* DATA FOR THIS TASK
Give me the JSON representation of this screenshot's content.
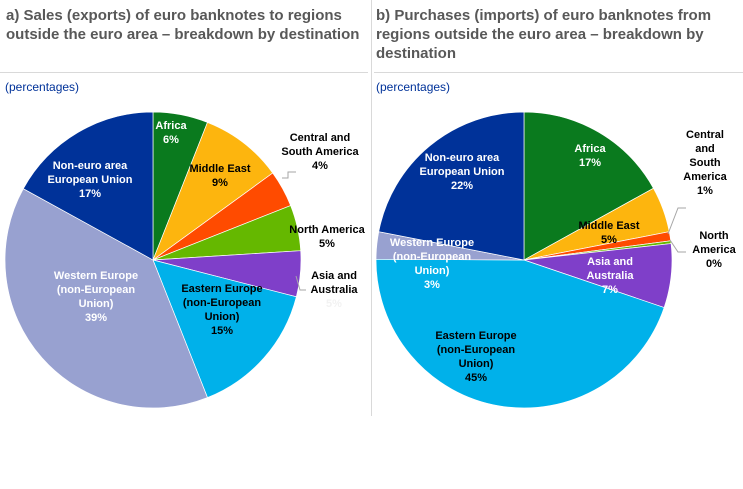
{
  "chart_data": [
    {
      "type": "pie",
      "title": "a) Sales (exports) of euro banknotes to regions outside the euro area – breakdown by destination",
      "unit": "(percentages)",
      "categories": [
        "Africa",
        "Middle East",
        "Central and South America",
        "North America",
        "Asia and Australia",
        "Eastern Europe (non-European Union)",
        "Western Europe (non-European Union)",
        "Non-euro area European Union"
      ],
      "values": [
        6,
        9,
        4,
        5,
        5,
        15,
        39,
        17
      ],
      "labels": [
        "6%",
        "9%",
        "4%",
        "5%",
        "5%",
        "15%",
        "39%",
        "17%"
      ]
    },
    {
      "type": "pie",
      "title": "b) Purchases (imports) of euro banknotes from regions outside the euro area – breakdown by destination",
      "unit": "(percentages)",
      "categories": [
        "Africa",
        "Middle East",
        "Central and South America",
        "North America",
        "Asia and Australia",
        "Eastern Europe (non-European Union)",
        "Western Europe (non-European Union)",
        "Non-euro area European Union"
      ],
      "values": [
        17,
        5,
        1,
        0.3,
        7,
        45,
        3,
        22
      ],
      "labels": [
        "17%",
        "5%",
        "1%",
        "0%",
        "7%",
        "45%",
        "3%",
        "22%"
      ]
    }
  ],
  "colors": [
    "#0a7a1e",
    "#fdb50e",
    "#ff4b00",
    "#65b800",
    "#7f3fc9",
    "#00b1ea",
    "#98a1d0",
    "#003299"
  ]
}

* GIVEN EXERCISE
In the entries above, identify every line with the string "breakdown".

* SOLVED EXERCISE
      "title": "a) Sales (exports) of euro banknotes to regions outside the euro area – breakdown by destination",
      "title": "b) Purchases (imports) of euro banknotes from regions outside the euro area – breakdown by destination",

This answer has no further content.